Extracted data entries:
____
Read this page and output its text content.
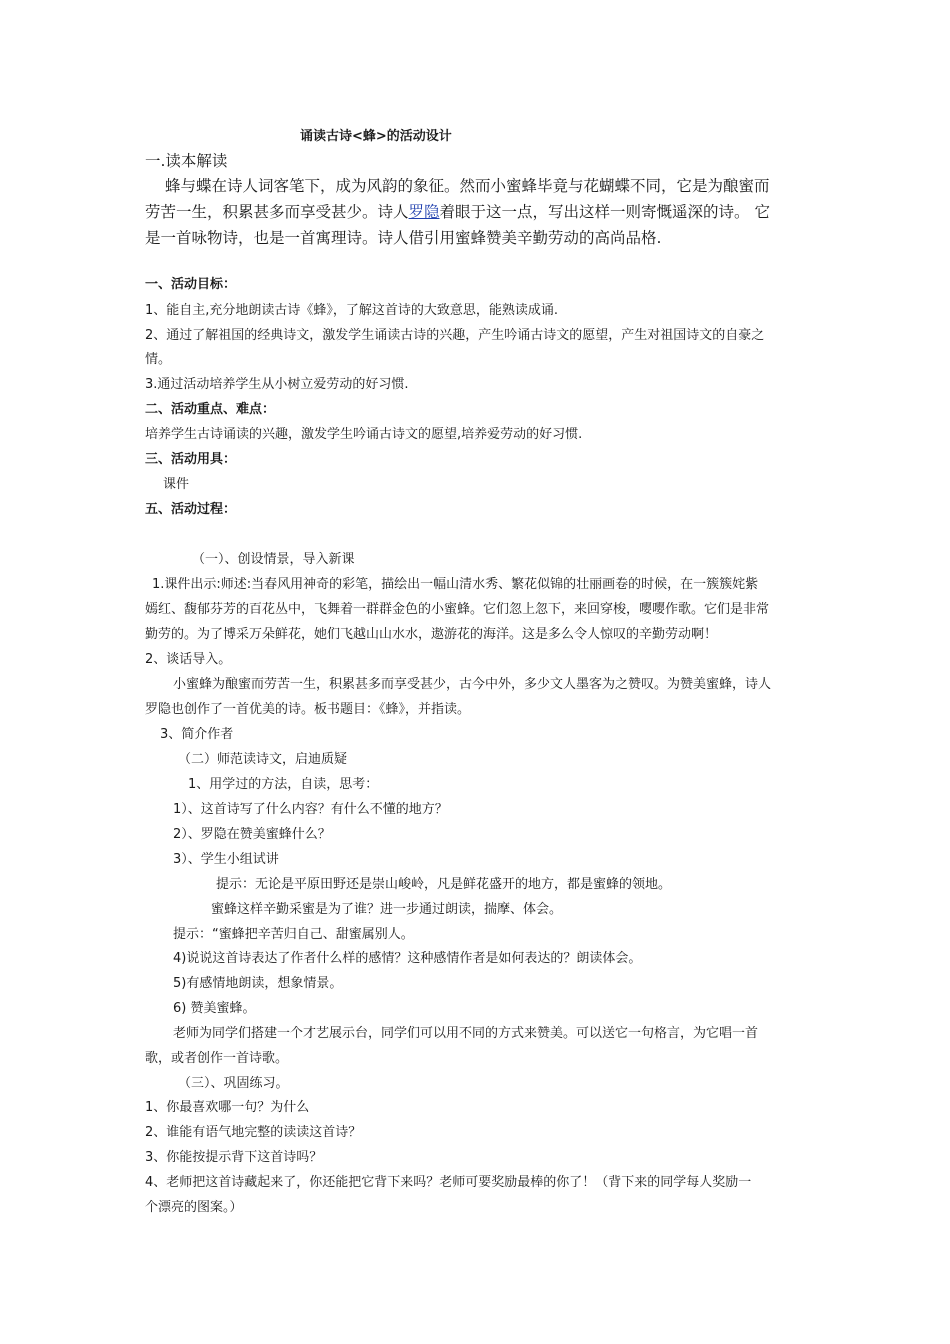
诵读古诗<蜂>的活动设计
一.读本解读
蜂与蝶在诗人词客笔下，成为风韵的象征。然而小蜜蜂毕竟与花蝴蝶不同，它是为酿蜜而
劳苦一生，积累甚多而享受甚少。诗人罗隐着眼于这一点，写出这样一则寄慨遥深的诗。 它
是一首咏物诗，也是一首寓理诗。诗人借引用蜜蜂赞美辛勤劳动的高尚品格.
一、活动目标：
1、能自主,充分地朗读古诗《蜂》，了解这首诗的大致意思，能熟读成诵.
2、通过了解祖国的经典诗文，激发学生诵读古诗的兴趣，产生吟诵古诗文的愿望，产生对祖国诗文的自豪之
情。
3.通过活动培养学生从小树立爱劳动的好习惯.
二、活动重点、难点：
培养学生古诗诵读的兴趣，激发学生吟诵古诗文的愿望,培养爱劳动的好习惯.
三、活动用具：
课件
五、活动过程：
（一）、创设情景，导入新课
1.课件出示:师述:当春风用神奇的彩笔，描绘出一幅山清水秀、繁花似锦的壮丽画卷的时候，在一簇簇姹紫
嫣红、馥郁芬芳的百花丛中，飞舞着一群群金色的小蜜蜂。它们忽上忽下，来回穿梭，嘤嘤作歌。它们是非常
勤劳的。为了博采万朵鲜花，她们飞越山山水水，遨游花的海洋。这是多么令人惊叹的辛勤劳动啊！
2、谈话导入。
小蜜蜂为酿蜜而劳苦一生，积累甚多而享受甚少，古今中外，多少文人墨客为之赞叹。为赞美蜜蜂，诗人
罗隐也创作了一首优美的诗。板书题目：《蜂》，并指读。
3、简介作者
（二）师范读诗文，启迪质疑
1、用学过的方法，自读，思考：
1）、这首诗写了什么内容？有什么不懂的地方？
2）、罗隐在赞美蜜蜂什么？
3）、学生小组试讲
提示：无论是平原田野还是崇山峻岭，凡是鲜花盛开的地方，都是蜜蜂的领地。
蜜蜂这样辛勤采蜜是为了谁？进一步通过朗读，揣摩、体会。
提示：“蜜蜂把辛苦归自己、甜蜜属别人。
4)说说这首诗表达了作者什么样的感情？这种感情作者是如何表达的？朗读体会。
5)有感情地朗读，想象情景。
6) 赞美蜜蜂。
老师为同学们搭建一个才艺展示台，同学们可以用不同的方式来赞美。可以送它一句格言，为它唱一首
歌，或者创作一首诗歌。
（三）、巩固练习。
1、你最喜欢哪一句？为什么
2、谁能有语气地完整的读读这首诗？
3、你能按提示背下这首诗吗？
4、老师把这首诗藏起来了，你还能把它背下来吗？老师可要奖励最棒的你了！（背下来的同学每人奖励一
个漂亮的图案。）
____
» What to produce:
Print all the records again exactly; do not include any picture.

» Solution:
Read this page and output its text content.
诵读古诗<蜂>的活动设计
一.读本解读
蜂与蝶在诗人词客笔下，成为风韵的象征。然而小蜜蜂毕竟与花蝴蝶不同，它是为酿蜜而
劳苦一生，积累甚多而享受甚少。诗人罗隐着眼于这一点，写出这样一则寄慨遥深的诗。 它
是一首咏物诗，也是一首寓理诗。诗人借引用蜜蜂赞美辛勤劳动的高尚品格.
一、活动目标：
1、能自主,充分地朗读古诗《蜂》，了解这首诗的大致意思，能熟读成诵.
2、通过了解祖国的经典诗文，激发学生诵读古诗的兴趣，产生吟诵古诗文的愿望，产生对祖国诗文的自豪之
情。
3.通过活动培养学生从小树立爱劳动的好习惯.
二、活动重点、难点：
培养学生古诗诵读的兴趣，激发学生吟诵古诗文的愿望,培养爱劳动的好习惯.
三、活动用具：
课件
五、活动过程：
（一）、创设情景，导入新课
1.课件出示:师述:当春风用神奇的彩笔，描绘出一幅山清水秀、繁花似锦的壮丽画卷的时候，在一簇簇姹紫
嫣红、馥郁芬芳的百花丛中，飞舞着一群群金色的小蜜蜂。它们忽上忽下，来回穿梭，嘤嘤作歌。它们是非常
勤劳的。为了博采万朵鲜花，她们飞越山山水水，遨游花的海洋。这是多么令人惊叹的辛勤劳动啊！
2、谈话导入。
小蜜蜂为酿蜜而劳苦一生，积累甚多而享受甚少，古今中外，多少文人墨客为之赞叹。为赞美蜜蜂，诗人
罗隐也创作了一首优美的诗。板书题目：《蜂》，并指读。
3、简介作者
（二）师范读诗文，启迪质疑
1、用学过的方法，自读，思考：
1）、这首诗写了什么内容？有什么不懂的地方？
2）、罗隐在赞美蜜蜂什么？
3）、学生小组试讲
提示：无论是平原田野还是崇山峻岭，凡是鲜花盛开的地方，都是蜜蜂的领地。
蜜蜂这样辛勤采蜜是为了谁？进一步通过朗读，揣摩、体会。
提示：“蜜蜂把辛苦归自己、甜蜜属别人。
4)说说这首诗表达了作者什么样的感情？这种感情作者是如何表达的？朗读体会。
5)有感情地朗读，想象情景。
6) 赞美蜜蜂。
老师为同学们搭建一个才艺展示台，同学们可以用不同的方式来赞美。可以送它一句格言，为它唱一首
歌，或者创作一首诗歌。
（三）、巩固练习。
1、你最喜欢哪一句？为什么
2、谁能有语气地完整的读读这首诗？
3、你能按提示背下这首诗吗？
4、老师把这首诗藏起来了，你还能把它背下来吗？老师可要奖励最棒的你了！（背下来的同学每人奖励一
个漂亮的图案。）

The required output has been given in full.